### Exercise:
Duplicate every line of the entries below character for character, leaving out the pictures.

(Saved entries)
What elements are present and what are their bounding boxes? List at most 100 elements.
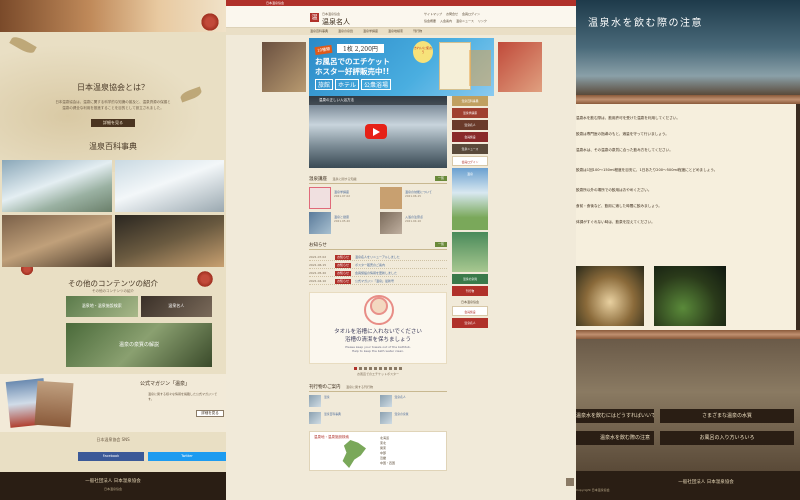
right-footer: 一般社団法人 日本温泉協会 Copyright 日本温泉協会: [576, 471, 800, 500]
utility-link[interactable]: 協会概要: [424, 19, 436, 23]
carousel-dot[interactable]: [394, 367, 397, 370]
article-date: 2021.06.15: [405, 194, 422, 198]
etiquette-poster[interactable]: タオルを浴槽に入れないでください 浴槽の清潔を保ちましょう Please kee…: [309, 292, 447, 364]
dictionary-photo[interactable]: [2, 215, 112, 267]
magazine-text: 温泉に関する様々な情報を掲載した公式マガジンです。: [148, 392, 218, 401]
utility-link[interactable]: 会員ログイン: [462, 12, 480, 16]
news-row[interactable]: 2021.06.15 お知らせ ポスター販売のご案内: [309, 261, 447, 269]
sidebar-banner[interactable]: 会員ログイン: [452, 156, 488, 166]
sidebar-banner[interactable]: 温泉ニュース: [452, 144, 488, 154]
nav-item[interactable]: 温泉百科事典: [310, 28, 328, 35]
other-content-tile-wide[interactable]: 温泉の泉質の解説: [66, 323, 212, 367]
japan-map[interactable]: [342, 440, 366, 468]
logo-icon[interactable]: 温: [310, 13, 319, 22]
logo-title[interactable]: 温泉名人: [322, 17, 350, 27]
news-row[interactable]: 2021.05.20 お知らせ 会員施設の情報を更新しました: [309, 269, 447, 277]
carousel-dot[interactable]: [384, 367, 387, 370]
carousel-dot[interactable]: [379, 367, 382, 370]
carousel-dot[interactable]: [399, 367, 402, 370]
article-item[interactable]: 温泉の効能について 2021.06.15: [380, 187, 447, 209]
facebook-button[interactable]: Facebook: [78, 452, 144, 461]
sidebar-banner[interactable]: 温泉名人: [452, 120, 488, 130]
related-link-button[interactable]: さまざまな温泉の水質: [660, 409, 794, 423]
banner-next-slide[interactable]: [498, 42, 542, 92]
utility-link[interactable]: お問合せ: [446, 12, 458, 16]
publication-item[interactable]: 温泉百科事典: [309, 412, 377, 426]
news-row[interactable]: 2021.04.10 お知らせ 公式マガジン「温泉」最新号: [309, 277, 447, 285]
sidebar-banner[interactable]: 会員施設: [452, 306, 488, 316]
left-hero-image: [0, 0, 226, 32]
publication-item[interactable]: 温泉: [309, 395, 377, 409]
nav-item[interactable]: 温泉学講座: [363, 28, 378, 35]
magazine-detail-button[interactable]: 詳細を見る: [196, 410, 224, 417]
news-more-button[interactable]: 一覧: [434, 242, 447, 247]
other-content-title: その他のコンテンツの紹介: [68, 279, 158, 288]
nav-item[interactable]: 刊行物: [413, 28, 422, 35]
dictionary-photo[interactable]: [114, 215, 224, 267]
about-detail-button[interactable]: 詳細を見る: [91, 119, 135, 127]
news-row[interactable]: 2021.07.02 お知らせ 温泉名人をリニューアルしました: [309, 253, 447, 261]
news-title: ポスター販売のご案内: [354, 263, 385, 267]
carousel-dot[interactable]: [359, 367, 362, 370]
carousel-dot[interactable]: [354, 367, 357, 370]
carousel-dot[interactable]: [364, 367, 367, 370]
utility-link[interactable]: サイトマップ: [424, 12, 442, 16]
carousel-dots: [309, 367, 447, 370]
poster-sale-banner[interactable]: 10種類 1枚 2,200円 お風呂でのエチケット ホスター好評販売中!! 旅館…: [309, 38, 494, 96]
related-link-button[interactable]: お風呂の入り方いろいろ: [660, 431, 794, 445]
sidebar-banner[interactable]: 会員施設: [452, 132, 488, 142]
articles-heading-sub: 温泉に関する知識: [332, 177, 357, 181]
tile-label: 温泉名人: [168, 303, 185, 308]
article-item[interactable]: 温泉と健康 2021.05.20: [309, 212, 376, 234]
carousel-dot[interactable]: [389, 367, 392, 370]
dictionary-photo[interactable]: [114, 160, 224, 212]
article-date: 2021.04.10: [405, 219, 422, 223]
articles-more-button[interactable]: 一覧: [434, 176, 447, 181]
carousel-dot[interactable]: [369, 367, 372, 370]
publication-title: 温泉の泉質: [394, 412, 409, 416]
region-link[interactable]: 中国・四国: [380, 461, 395, 466]
utility-link[interactable]: 温泉ニュース: [456, 19, 474, 23]
video-player[interactable]: 温泉の正しい入浴方法: [309, 96, 447, 168]
article-item[interactable]: 温泉学講座 2021.07.02: [309, 187, 376, 209]
publication-title: 温泉名人: [394, 395, 406, 399]
sidebar-banner[interactable]: 刊行物: [452, 286, 488, 296]
carousel-dot[interactable]: [374, 367, 377, 370]
sidebar-photo-banner[interactable]: 温泉: [452, 168, 488, 230]
tile-label: 温泉の泉質の解説: [118, 342, 159, 348]
poster-english-2: Help to keep the bath water clean.: [351, 349, 405, 353]
news-title: 公式マガジン「温泉」最新号: [354, 279, 394, 283]
nav-item[interactable]: 温泉地検索: [388, 28, 403, 35]
publication-thumbnail: [379, 412, 392, 424]
map-title: 温泉地・温泉施設検索: [314, 435, 349, 439]
related-link-button[interactable]: 温泉水を飲むにはどうすればいいですか？: [576, 409, 654, 423]
article-item[interactable]: 入浴の注意点 2021.04.10: [380, 212, 447, 234]
magazine-cover-image[interactable]: [34, 380, 74, 428]
article-thumbnail: [309, 212, 331, 234]
nav-item[interactable]: 温泉の泉質: [338, 28, 353, 35]
related-link-button[interactable]: 温泉水を飲む際の注意: [576, 431, 654, 445]
other-content-tile[interactable]: 温泉地・温泉施設検索: [66, 296, 138, 317]
play-icon[interactable]: [365, 124, 387, 139]
sidebar-banner[interactable]: 温泉百科事典: [452, 96, 488, 106]
banner-prev-slide[interactable]: [262, 42, 306, 92]
paragraph: 飲泉所以外の場所での飲用はおやめください。: [576, 188, 652, 192]
publication-item[interactable]: 温泉の泉質: [379, 412, 448, 426]
sidebar-photo-banner[interactable]: [452, 232, 488, 272]
center-page: 日本温泉協会 温 日本温泉協会 温泉名人 サイトマップ お問合せ 会員ログイン …: [226, 0, 576, 500]
utility-link[interactable]: リンク: [478, 19, 487, 23]
drinking-water-photo: [576, 266, 644, 326]
dictionary-photo[interactable]: [2, 160, 112, 212]
twitter-button[interactable]: Twitter: [148, 452, 226, 461]
sidebar-banner[interactable]: 温泉名人: [452, 318, 488, 328]
publication-item[interactable]: 温泉名人: [379, 395, 448, 409]
sidebar-banner[interactable]: 温泉の泉質: [452, 274, 488, 284]
sidebar-banner[interactable]: 温泉学講座: [452, 108, 488, 118]
magazine-title: 公式マガジン「温泉」: [140, 381, 191, 387]
utility-link[interactable]: 入会案内: [440, 19, 452, 23]
banner-tag: 10種類: [314, 44, 333, 56]
page-top-button[interactable]: [566, 478, 574, 486]
banner-carousel: 10種類 1枚 2,200円 お風呂でのエチケット ホスター好評販売中!! 旅館…: [226, 38, 576, 96]
other-content-tile[interactable]: 温泉名人: [140, 296, 212, 317]
publication-title: 温泉百科事典: [324, 412, 341, 416]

### Correct output:
What elements are present and what are their bounding boxes? List at most 100 elements.
right-footer: 一般社団法人 日本温泉協会 Copyright 日本温泉協会: [576, 471, 800, 500]
utility-link[interactable]: 協会概要: [424, 19, 436, 23]
carousel-dot[interactable]: [394, 367, 397, 370]
article-date: 2021.06.15: [405, 194, 422, 198]
etiquette-poster[interactable]: タオルを浴槽に入れないでください 浴槽の清潔を保ちましょう Please kee…: [309, 292, 447, 364]
dictionary-photo[interactable]: [2, 215, 112, 267]
magazine-text: 温泉に関する様々な情報を掲載した公式マガジンです。: [148, 392, 218, 401]
utility-link[interactable]: 会員ログイン: [462, 12, 480, 16]
news-row[interactable]: 2021.06.15 お知らせ ポスター販売のご案内: [309, 261, 447, 269]
sidebar-banner[interactable]: 会員ログイン: [452, 156, 488, 166]
sidebar-banner[interactable]: 温泉ニュース: [452, 144, 488, 154]
nav-item[interactable]: 温泉百科事典: [310, 28, 328, 35]
other-content-tile-wide[interactable]: 温泉の泉質の解説: [66, 323, 212, 367]
japan-map[interactable]: [342, 440, 366, 468]
logo-icon[interactable]: 温: [310, 13, 319, 22]
logo-title[interactable]: 温泉名人: [322, 17, 350, 27]
news-row[interactable]: 2021.05.20 お知らせ 会員施設の情報を更新しました: [309, 269, 447, 277]
carousel-dot[interactable]: [384, 367, 387, 370]
carousel-dot[interactable]: [379, 367, 382, 370]
carousel-dot[interactable]: [399, 367, 402, 370]
article-item[interactable]: 温泉の効能について 2021.06.15: [380, 187, 447, 209]
facebook-button[interactable]: Facebook: [78, 452, 144, 461]
sidebar-banner[interactable]: 温泉名人: [452, 120, 488, 130]
related-link-button[interactable]: さまざまな温泉の水質: [660, 409, 794, 423]
banner-next-slide[interactable]: [498, 42, 542, 92]
utility-link[interactable]: お問合せ: [446, 12, 458, 16]
publication-item[interactable]: 温泉百科事典: [309, 412, 377, 426]
news-row[interactable]: 2021.04.10 お知らせ 公式マガジン「温泉」最新号: [309, 277, 447, 285]
sidebar-banner[interactable]: 会員施設: [452, 306, 488, 316]
left-hero-image: [0, 0, 226, 32]
publication-item[interactable]: 温泉: [309, 395, 377, 409]
nav-item[interactable]: 温泉学講座: [363, 28, 378, 35]
magazine-detail-button[interactable]: 詳細を見る: [196, 410, 224, 417]
news-more-button[interactable]: 一覧: [434, 242, 447, 247]
other-content-title: その他のコンテンツの紹介: [68, 279, 158, 288]
nav-item[interactable]: 刊行物: [413, 28, 422, 35]
dictionary-photo[interactable]: [114, 215, 224, 267]
about-detail-button[interactable]: 詳細を見る: [91, 119, 135, 127]
news-row[interactable]: 2021.07.02 お知らせ 温泉名人をリニューアルしました: [309, 253, 447, 261]
news-title: ポスター販売のご案内: [354, 263, 385, 267]
carousel-dot[interactable]: [359, 367, 362, 370]
carousel-dot[interactable]: [354, 367, 357, 370]
carousel-dot[interactable]: [364, 367, 367, 370]
utility-link[interactable]: サイトマップ: [424, 12, 442, 16]
carousel-dots: [309, 367, 447, 370]
poster-sale-banner[interactable]: 10種類 1枚 2,200円 お風呂でのエチケット ホスター好評販売中!! 旅館…: [309, 38, 494, 96]
related-link-button[interactable]: お風呂の入り方いろいろ: [660, 431, 794, 445]
sidebar-banner[interactable]: 会員施設: [452, 132, 488, 142]
articles-heading-sub: 温泉に関する知識: [332, 177, 357, 181]
tile-label: 温泉名人: [168, 303, 185, 308]
article-item[interactable]: 温泉と健康 2021.05.20: [309, 212, 376, 234]
carousel-dot[interactable]: [389, 367, 392, 370]
dictionary-photo[interactable]: [114, 160, 224, 212]
article-date: 2021.04.10: [405, 219, 422, 223]
articles-more-button[interactable]: 一覧: [434, 176, 447, 181]
carousel-dot[interactable]: [369, 367, 372, 370]
publication-title: 温泉の泉質: [394, 412, 409, 416]
region-link[interactable]: 中国・四国: [380, 461, 395, 466]
utility-link[interactable]: 温泉ニュース: [456, 19, 474, 23]
video-player[interactable]: 温泉の正しい入浴方法: [309, 96, 447, 168]
article-item[interactable]: 温泉学講座 2021.07.02: [309, 187, 376, 209]
publication-title: 温泉名人: [394, 395, 406, 399]
sidebar-banner[interactable]: 刊行物: [452, 286, 488, 296]
carousel-dot[interactable]: [374, 367, 377, 370]
sidebar-photo-banner[interactable]: 温泉: [452, 168, 488, 230]
tile-label: 温泉の泉質の解説: [118, 342, 159, 348]
poster-english-2: Help to keep the bath water clean.: [351, 349, 405, 353]
news-title: 公式マガジン「温泉」最新号: [354, 279, 394, 283]
nav-item[interactable]: 温泉地検索: [388, 28, 403, 35]
publication-thumbnail: [379, 412, 392, 424]
map-title: 温泉地・温泉施設検索: [314, 435, 349, 439]
related-link-button[interactable]: 温泉水を飲むにはどうすればいいですか？: [576, 409, 654, 423]
article-item[interactable]: 入浴の注意点 2021.04.10: [380, 212, 447, 234]
magazine-cover-image[interactable]: [34, 380, 74, 428]
article-thumbnail: [309, 212, 331, 234]
nav-item[interactable]: 温泉の泉質: [338, 28, 353, 35]
related-link-button[interactable]: 温泉水を飲む際の注意: [576, 431, 654, 445]
other-content-tile[interactable]: 温泉地・温泉施設検索: [66, 296, 138, 317]
play-icon[interactable]: [365, 124, 387, 139]
sidebar-banner[interactable]: 温泉百科事典: [452, 96, 488, 106]
banner-prev-slide[interactable]: [262, 42, 306, 92]
paragraph: 飲泉所以外の場所での飲用はおやめください。: [576, 188, 652, 192]
publication-item[interactable]: 温泉の泉質: [379, 412, 448, 426]
sidebar-photo-banner[interactable]: [452, 232, 488, 272]
center-page: 日本温泉協会 温 日本温泉協会 温泉名人 サイトマップ お問合せ 会員ログイン …: [226, 0, 576, 500]
utility-link[interactable]: リンク: [478, 19, 487, 23]
drinking-water-photo: [576, 266, 644, 326]
dictionary-photo[interactable]: [2, 160, 112, 212]
twitter-button[interactable]: Twitter: [148, 452, 226, 461]
sidebar-banner[interactable]: 温泉名人: [452, 318, 488, 328]
publication-item[interactable]: 温泉名人: [379, 395, 448, 409]
sidebar-banner[interactable]: 温泉の泉質: [452, 274, 488, 284]
sidebar-banner[interactable]: 温泉学講座: [452, 108, 488, 118]
magazine-title: 公式マガジン「温泉」: [140, 381, 191, 387]
utility-link[interactable]: 入会案内: [440, 19, 452, 23]
banner-tag: 10種類: [314, 44, 333, 56]
page-top-button[interactable]: [566, 478, 574, 486]
banner-carousel: 10種類 1枚 2,200円 お風呂でのエチケット ホスター好評販売中!! 旅館…: [226, 38, 576, 96]
other-content-tile[interactable]: 温泉名人: [140, 296, 212, 317]
publication-title: 温泉百科事典: [324, 412, 341, 416]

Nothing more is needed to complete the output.